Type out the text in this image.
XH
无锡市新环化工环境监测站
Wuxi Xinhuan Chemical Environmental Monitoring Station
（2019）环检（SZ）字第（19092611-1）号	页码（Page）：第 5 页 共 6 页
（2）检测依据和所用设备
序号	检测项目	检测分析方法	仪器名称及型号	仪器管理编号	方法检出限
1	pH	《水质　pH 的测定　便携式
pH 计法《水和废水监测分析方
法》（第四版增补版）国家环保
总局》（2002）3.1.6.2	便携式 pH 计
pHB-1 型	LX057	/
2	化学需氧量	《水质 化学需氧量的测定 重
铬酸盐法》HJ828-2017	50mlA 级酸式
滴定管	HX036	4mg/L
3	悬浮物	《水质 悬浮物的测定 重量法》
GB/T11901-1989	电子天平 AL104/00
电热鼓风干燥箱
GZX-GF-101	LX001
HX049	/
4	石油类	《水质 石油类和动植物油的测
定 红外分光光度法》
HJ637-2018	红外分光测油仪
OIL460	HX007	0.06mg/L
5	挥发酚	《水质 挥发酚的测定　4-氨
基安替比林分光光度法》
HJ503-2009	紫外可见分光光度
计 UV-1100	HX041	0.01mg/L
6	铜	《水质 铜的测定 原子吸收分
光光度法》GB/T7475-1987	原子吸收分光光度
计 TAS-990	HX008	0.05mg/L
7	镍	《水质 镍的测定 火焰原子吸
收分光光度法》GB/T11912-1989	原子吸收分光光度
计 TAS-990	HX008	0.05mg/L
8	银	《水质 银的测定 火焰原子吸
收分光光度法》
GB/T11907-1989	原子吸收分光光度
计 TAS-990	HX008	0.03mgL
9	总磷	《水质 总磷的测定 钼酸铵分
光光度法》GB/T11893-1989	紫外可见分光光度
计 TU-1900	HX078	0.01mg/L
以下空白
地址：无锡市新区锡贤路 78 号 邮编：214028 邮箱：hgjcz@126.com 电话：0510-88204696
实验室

^^^^^^^^^^^^^^^^

### [SHORT EXERCISE]
Looking at the records above, report how many lines contain the word "原子吸收分光光度". Answer with the number only.

### [COMPLETE RESPONSE]
3